▸ INPUT ROWS:
§ §
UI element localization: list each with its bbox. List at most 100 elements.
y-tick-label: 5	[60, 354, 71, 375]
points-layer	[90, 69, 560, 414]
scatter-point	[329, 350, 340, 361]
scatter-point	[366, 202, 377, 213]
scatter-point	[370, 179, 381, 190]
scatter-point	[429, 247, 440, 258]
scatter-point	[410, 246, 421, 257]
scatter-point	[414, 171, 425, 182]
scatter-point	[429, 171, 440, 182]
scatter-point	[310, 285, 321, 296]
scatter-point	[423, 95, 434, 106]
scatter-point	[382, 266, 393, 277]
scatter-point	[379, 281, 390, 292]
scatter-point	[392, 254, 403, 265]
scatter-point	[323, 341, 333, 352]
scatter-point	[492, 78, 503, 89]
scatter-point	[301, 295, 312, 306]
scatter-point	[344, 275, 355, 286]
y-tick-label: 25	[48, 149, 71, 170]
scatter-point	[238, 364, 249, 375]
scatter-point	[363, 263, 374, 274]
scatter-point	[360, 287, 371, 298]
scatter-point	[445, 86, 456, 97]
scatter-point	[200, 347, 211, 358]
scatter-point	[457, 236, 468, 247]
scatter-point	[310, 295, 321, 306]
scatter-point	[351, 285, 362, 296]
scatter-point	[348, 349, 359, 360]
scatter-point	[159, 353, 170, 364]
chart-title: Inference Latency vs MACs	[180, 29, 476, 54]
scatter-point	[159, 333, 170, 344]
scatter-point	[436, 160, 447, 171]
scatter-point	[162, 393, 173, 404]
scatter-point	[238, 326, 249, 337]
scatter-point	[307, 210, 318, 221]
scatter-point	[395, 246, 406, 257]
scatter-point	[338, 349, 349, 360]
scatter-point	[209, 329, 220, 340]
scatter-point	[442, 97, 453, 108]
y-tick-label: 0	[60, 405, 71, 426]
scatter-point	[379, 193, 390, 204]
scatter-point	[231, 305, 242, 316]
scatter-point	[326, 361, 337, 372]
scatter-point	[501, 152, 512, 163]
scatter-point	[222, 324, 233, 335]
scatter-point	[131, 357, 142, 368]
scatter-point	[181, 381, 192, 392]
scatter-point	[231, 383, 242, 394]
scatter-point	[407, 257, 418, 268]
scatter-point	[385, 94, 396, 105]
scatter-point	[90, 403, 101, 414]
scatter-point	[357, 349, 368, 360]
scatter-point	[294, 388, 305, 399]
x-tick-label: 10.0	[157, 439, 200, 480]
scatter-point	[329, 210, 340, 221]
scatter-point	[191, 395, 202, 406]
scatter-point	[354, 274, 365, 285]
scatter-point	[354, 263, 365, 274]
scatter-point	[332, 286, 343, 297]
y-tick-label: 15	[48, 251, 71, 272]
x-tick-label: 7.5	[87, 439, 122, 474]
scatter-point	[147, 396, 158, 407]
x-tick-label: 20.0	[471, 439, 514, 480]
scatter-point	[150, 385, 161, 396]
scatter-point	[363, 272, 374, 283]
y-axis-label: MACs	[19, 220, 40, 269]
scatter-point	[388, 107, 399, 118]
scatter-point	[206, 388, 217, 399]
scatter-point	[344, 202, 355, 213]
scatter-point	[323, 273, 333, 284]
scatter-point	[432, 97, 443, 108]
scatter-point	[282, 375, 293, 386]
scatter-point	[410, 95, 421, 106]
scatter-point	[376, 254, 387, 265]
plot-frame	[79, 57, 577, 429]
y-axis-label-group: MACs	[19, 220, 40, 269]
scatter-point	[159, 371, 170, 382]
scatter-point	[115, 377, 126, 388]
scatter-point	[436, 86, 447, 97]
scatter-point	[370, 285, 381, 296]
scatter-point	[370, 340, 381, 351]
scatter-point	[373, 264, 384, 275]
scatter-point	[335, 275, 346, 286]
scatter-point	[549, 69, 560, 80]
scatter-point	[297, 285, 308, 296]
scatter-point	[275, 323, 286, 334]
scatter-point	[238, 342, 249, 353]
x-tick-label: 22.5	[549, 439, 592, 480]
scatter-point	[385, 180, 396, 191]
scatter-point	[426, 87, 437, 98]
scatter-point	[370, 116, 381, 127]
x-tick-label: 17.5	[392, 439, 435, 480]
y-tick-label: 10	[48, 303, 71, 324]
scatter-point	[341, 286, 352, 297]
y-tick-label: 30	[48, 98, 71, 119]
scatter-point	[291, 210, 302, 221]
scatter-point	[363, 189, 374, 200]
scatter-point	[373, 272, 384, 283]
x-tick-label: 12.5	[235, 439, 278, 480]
§ §
▸ EXERCISE INSTRUCTIONS: Put every line of the items above into a JSON list of strings, one string per line, leaving out blank lines.

▸ SOLUTION BELOW:
[
  "UI element localization: list each with its bbox. List at most 100 elements.",
  "y-tick-label: 5\t[60, 354, 71, 375]",
  "points-layer\t[90, 69, 560, 414]",
  "scatter-point\t[329, 350, 340, 361]",
  "scatter-point\t[366, 202, 377, 213]",
  "scatter-point\t[370, 179, 381, 190]",
  "scatter-point\t[429, 247, 440, 258]",
  "scatter-point\t[410, 246, 421, 257]",
  "scatter-point\t[414, 171, 425, 182]",
  "scatter-point\t[429, 171, 440, 182]",
  "scatter-point\t[310, 285, 321, 296]",
  "scatter-point\t[423, 95, 434, 106]",
  "scatter-point\t[382, 266, 393, 277]",
  "scatter-point\t[379, 281, 390, 292]",
  "scatter-point\t[392, 254, 403, 265]",
  "scatter-point\t[323, 341, 333, 352]",
  "scatter-point\t[492, 78, 503, 89]",
  "scatter-point\t[301, 295, 312, 306]",
  "scatter-point\t[344, 275, 355, 286]",
  "y-tick-label: 25\t[48, 149, 71, 170]",
  "scatter-point\t[238, 364, 249, 375]",
  "scatter-point\t[363, 263, 374, 274]",
  "scatter-point\t[360, 287, 371, 298]",
  "scatter-point\t[445, 86, 456, 97]",
  "scatter-point\t[200, 347, 211, 358]",
  "scatter-point\t[457, 236, 468, 247]",
  "scatter-point\t[310, 295, 321, 306]",
  "scatter-point\t[351, 285, 362, 296]",
  "scatter-point\t[348, 349, 359, 360]",
  "scatter-point\t[159, 353, 170, 364]",
  "chart-title: Inference Latency vs MACs\t[180, 29, 476, 54]",
  "scatter-point\t[159, 333, 170, 344]",
  "scatter-point\t[436, 160, 447, 171]",
  "scatter-point\t[162, 393, 173, 404]",
  "scatter-point\t[238, 326, 249, 337]",
  "scatter-point\t[307, 210, 318, 221]",
  "scatter-point\t[395, 246, 406, 257]",
  "scatter-point\t[338, 349, 349, 360]",
  "scatter-point\t[209, 329, 220, 340]",
  "scatter-point\t[442, 97, 453, 108]",
  "y-tick-label: 0\t[60, 405, 71, 426]",
  "scatter-point\t[379, 193, 390, 204]",
  "scatter-point\t[231, 305, 242, 316]",
  "scatter-point\t[326, 361, 337, 372]",
  "scatter-point\t[501, 152, 512, 163]",
  "scatter-point\t[222, 324, 233, 335]",
  "scatter-point\t[131, 357, 142, 368]",
  "scatter-point\t[181, 381, 192, 392]",
  "scatter-point\t[231, 383, 242, 394]",
  "scatter-point\t[407, 257, 418, 268]",
  "scatter-point\t[385, 94, 396, 105]",
  "scatter-point\t[90, 403, 101, 414]",
  "scatter-point\t[357, 349, 368, 360]",
  "scatter-point\t[294, 388, 305, 399]",
  "x-tick-label: 10.0\t[157, 439, 200, 480]",
  "scatter-point\t[329, 210, 340, 221]",
  "scatter-point\t[191, 395, 202, 406]",
  "scatter-point\t[354, 274, 365, 285]",
  "scatter-point\t[354, 263, 365, 274]",
  "scatter-point\t[332, 286, 343, 297]",
  "y-tick-label: 15\t[48, 251, 71, 272]",
  "x-tick-label: 7.5\t[87, 439, 122, 474]",
  "scatter-point\t[147, 396, 158, 407]",
  "x-tick-label: 20.0\t[471, 439, 514, 480]",
  "scatter-point\t[150, 385, 161, 396]",
  "scatter-point\t[363, 272, 374, 283]",
  "y-axis-label: MACs\t[19, 220, 40, 269]",
  "scatter-point\t[388, 107, 399, 118]",
  "scatter-point\t[206, 388, 217, 399]",
  "scatter-point\t[344, 202, 355, 213]",
  "scatter-point\t[323, 273, 333, 284]",
  "scatter-point\t[432, 97, 443, 108]",
  "scatter-point\t[282, 375, 293, 386]",
  "scatter-point\t[410, 95, 421, 106]",
  "scatter-point\t[376, 254, 387, 265]",
  "plot-frame\t[79, 57, 577, 429]",
  "y-axis-label-group: MACs\t[19, 220, 40, 269]",
  "scatter-point\t[159, 371, 170, 382]",
  "scatter-point\t[115, 377, 126, 388]",
  "scatter-point\t[436, 86, 447, 97]",
  "scatter-point\t[370, 285, 381, 296]",
  "scatter-point\t[370, 340, 381, 351]",
  "scatter-point\t[373, 264, 384, 275]",
  "scatter-point\t[335, 275, 346, 286]",
  "scatter-point\t[549, 69, 560, 80]",
  "scatter-point\t[297, 285, 308, 296]",
  "scatter-point\t[275, 323, 286, 334]",
  "scatter-point\t[238, 342, 249, 353]",
  "x-tick-label: 22.5\t[549, 439, 592, 480]",
  "scatter-point\t[385, 180, 396, 191]",
  "scatter-point\t[426, 87, 437, 98]",
  "scatter-point\t[370, 116, 381, 127]",
  "x-tick-label: 17.5\t[392, 439, 435, 480]",
  "y-tick-label: 10\t[48, 303, 71, 324]",
  "scatter-point\t[341, 286, 352, 297]",
  "y-tick-label: 30\t[48, 98, 71, 119]",
  "scatter-point\t[291, 210, 302, 221]",
  "scatter-point\t[363, 189, 374, 200]",
  "scatter-point\t[373, 272, 384, 283]",
  "x-tick-label: 12.5\t[235, 439, 278, 480]"
]